==== Material provided ====

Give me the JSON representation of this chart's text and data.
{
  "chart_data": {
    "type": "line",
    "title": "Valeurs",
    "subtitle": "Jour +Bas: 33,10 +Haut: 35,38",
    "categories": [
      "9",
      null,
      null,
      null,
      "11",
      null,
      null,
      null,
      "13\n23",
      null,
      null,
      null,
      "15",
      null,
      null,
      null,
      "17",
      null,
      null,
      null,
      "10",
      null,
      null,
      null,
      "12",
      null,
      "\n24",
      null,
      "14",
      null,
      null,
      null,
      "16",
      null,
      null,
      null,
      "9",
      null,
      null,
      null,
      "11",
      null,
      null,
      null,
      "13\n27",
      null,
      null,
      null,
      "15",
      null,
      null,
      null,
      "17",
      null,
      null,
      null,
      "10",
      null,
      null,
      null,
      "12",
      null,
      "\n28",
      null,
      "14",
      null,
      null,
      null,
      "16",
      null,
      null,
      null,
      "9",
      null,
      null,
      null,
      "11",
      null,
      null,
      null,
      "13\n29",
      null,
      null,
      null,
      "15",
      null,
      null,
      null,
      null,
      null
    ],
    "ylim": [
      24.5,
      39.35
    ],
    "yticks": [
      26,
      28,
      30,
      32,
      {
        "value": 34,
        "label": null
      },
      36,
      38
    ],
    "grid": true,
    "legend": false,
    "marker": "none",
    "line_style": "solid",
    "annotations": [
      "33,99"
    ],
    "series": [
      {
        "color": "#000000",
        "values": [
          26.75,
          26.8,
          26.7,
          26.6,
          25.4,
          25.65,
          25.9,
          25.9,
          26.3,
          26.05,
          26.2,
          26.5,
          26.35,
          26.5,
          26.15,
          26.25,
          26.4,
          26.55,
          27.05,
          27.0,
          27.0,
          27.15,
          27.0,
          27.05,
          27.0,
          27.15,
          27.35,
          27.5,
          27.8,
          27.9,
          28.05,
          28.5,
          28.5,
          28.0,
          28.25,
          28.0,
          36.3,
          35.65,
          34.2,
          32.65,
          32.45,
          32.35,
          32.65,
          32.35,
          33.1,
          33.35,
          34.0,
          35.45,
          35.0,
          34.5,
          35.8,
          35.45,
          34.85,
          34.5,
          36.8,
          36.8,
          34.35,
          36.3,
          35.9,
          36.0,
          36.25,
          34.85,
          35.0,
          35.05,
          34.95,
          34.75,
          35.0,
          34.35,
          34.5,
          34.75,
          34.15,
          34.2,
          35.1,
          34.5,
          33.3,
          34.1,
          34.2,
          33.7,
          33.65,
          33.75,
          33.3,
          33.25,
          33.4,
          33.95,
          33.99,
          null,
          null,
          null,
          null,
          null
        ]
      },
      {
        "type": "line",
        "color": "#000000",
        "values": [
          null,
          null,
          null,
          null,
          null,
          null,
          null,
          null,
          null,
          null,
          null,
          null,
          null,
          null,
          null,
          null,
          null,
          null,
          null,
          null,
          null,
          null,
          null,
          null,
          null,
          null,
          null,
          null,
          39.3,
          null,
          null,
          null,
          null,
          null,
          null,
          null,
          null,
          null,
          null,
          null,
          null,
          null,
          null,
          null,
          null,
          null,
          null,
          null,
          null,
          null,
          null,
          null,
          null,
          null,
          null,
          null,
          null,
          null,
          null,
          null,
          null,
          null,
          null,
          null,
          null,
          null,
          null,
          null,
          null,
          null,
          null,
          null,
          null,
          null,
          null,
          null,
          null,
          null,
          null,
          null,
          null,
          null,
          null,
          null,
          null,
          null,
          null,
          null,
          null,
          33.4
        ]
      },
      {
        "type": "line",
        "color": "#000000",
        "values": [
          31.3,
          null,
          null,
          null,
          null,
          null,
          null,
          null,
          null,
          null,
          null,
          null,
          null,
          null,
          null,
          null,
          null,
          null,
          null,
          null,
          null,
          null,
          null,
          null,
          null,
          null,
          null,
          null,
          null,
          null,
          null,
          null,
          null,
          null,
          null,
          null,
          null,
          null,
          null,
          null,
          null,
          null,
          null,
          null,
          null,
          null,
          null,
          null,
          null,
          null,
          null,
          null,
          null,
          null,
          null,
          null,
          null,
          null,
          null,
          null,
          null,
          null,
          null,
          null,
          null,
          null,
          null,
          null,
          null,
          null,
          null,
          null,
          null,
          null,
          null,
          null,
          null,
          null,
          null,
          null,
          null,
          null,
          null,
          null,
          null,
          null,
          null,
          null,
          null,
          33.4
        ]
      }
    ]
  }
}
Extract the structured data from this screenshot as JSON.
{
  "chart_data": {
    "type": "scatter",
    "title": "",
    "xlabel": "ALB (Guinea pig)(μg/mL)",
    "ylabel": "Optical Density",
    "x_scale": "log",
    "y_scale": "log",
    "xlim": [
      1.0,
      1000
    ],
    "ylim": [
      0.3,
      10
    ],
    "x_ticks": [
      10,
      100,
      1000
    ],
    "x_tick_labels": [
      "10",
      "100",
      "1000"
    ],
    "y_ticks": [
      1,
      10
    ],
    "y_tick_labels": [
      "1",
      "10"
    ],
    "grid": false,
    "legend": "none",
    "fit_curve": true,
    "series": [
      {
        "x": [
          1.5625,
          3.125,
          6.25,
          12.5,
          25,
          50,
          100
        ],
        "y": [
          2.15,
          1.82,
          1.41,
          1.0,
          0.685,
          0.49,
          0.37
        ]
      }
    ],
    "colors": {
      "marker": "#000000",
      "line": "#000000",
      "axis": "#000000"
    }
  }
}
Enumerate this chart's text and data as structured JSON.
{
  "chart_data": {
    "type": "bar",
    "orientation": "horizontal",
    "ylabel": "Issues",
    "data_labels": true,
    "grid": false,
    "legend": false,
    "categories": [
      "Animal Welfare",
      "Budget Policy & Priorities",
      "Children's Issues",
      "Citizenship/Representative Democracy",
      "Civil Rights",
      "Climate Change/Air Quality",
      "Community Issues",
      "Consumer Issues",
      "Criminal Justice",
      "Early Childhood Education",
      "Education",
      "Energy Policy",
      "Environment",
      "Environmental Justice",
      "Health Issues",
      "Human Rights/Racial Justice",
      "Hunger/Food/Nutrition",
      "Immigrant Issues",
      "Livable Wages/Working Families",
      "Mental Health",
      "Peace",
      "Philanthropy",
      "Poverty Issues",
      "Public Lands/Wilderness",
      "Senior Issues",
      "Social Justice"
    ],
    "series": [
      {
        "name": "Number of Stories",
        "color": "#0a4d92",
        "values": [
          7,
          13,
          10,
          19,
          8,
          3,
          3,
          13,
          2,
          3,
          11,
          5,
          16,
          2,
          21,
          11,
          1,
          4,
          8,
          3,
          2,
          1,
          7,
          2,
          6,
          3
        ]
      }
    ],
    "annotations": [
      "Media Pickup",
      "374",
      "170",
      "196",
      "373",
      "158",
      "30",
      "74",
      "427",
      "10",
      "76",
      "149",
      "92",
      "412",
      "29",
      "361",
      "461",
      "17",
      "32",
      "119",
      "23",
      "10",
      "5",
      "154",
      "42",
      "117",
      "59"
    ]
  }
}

====

▶ **What the task requires**:
Extract all lines of the records above that include "structured".

▶ **Complete answer**:
Extract the structured data from this screenshot as JSON.
Enumerate this chart's text and data as structured JSON.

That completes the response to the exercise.